# Task requirements
Provide the data again in its entirety, exactly as given.

[A run of records]
(begin)
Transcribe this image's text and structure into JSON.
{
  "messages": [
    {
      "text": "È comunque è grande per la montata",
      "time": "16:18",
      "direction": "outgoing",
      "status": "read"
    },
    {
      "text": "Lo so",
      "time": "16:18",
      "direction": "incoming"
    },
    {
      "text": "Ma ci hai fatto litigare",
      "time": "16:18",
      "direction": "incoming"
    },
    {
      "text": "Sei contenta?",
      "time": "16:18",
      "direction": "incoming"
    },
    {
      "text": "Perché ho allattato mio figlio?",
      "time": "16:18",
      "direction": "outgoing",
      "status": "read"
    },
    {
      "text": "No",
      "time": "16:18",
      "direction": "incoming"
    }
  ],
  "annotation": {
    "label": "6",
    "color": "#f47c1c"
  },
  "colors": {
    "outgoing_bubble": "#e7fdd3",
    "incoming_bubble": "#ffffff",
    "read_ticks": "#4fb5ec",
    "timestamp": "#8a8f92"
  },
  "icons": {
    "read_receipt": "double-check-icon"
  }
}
(end)
# Solution to this problem
Transcribe this image's text and structure into JSON.
{
  "messages": [
    {
      "text": "È comunque è grande per la montata",
      "time": "16:18",
      "direction": "outgoing",
      "status": "read"
    },
    {
      "text": "Lo so",
      "time": "16:18",
      "direction": "incoming"
    },
    {
      "text": "Ma ci hai fatto litigare",
      "time": "16:18",
      "direction": "incoming"
    },
    {
      "text": "Sei contenta?",
      "time": "16:18",
      "direction": "incoming"
    },
    {
      "text": "Perché ho allattato mio figlio?",
      "time": "16:18",
      "direction": "outgoing",
      "status": "read"
    },
    {
      "text": "No",
      "time": "16:18",
      "direction": "incoming"
    }
  ],
  "annotation": {
    "label": "6",
    "color": "#f47c1c"
  },
  "colors": {
    "outgoing_bubble": "#e7fdd3",
    "incoming_bubble": "#ffffff",
    "read_ticks": "#4fb5ec",
    "timestamp": "#8a8f92"
  },
  "icons": {
    "read_receipt": "double-check-icon"
  }
}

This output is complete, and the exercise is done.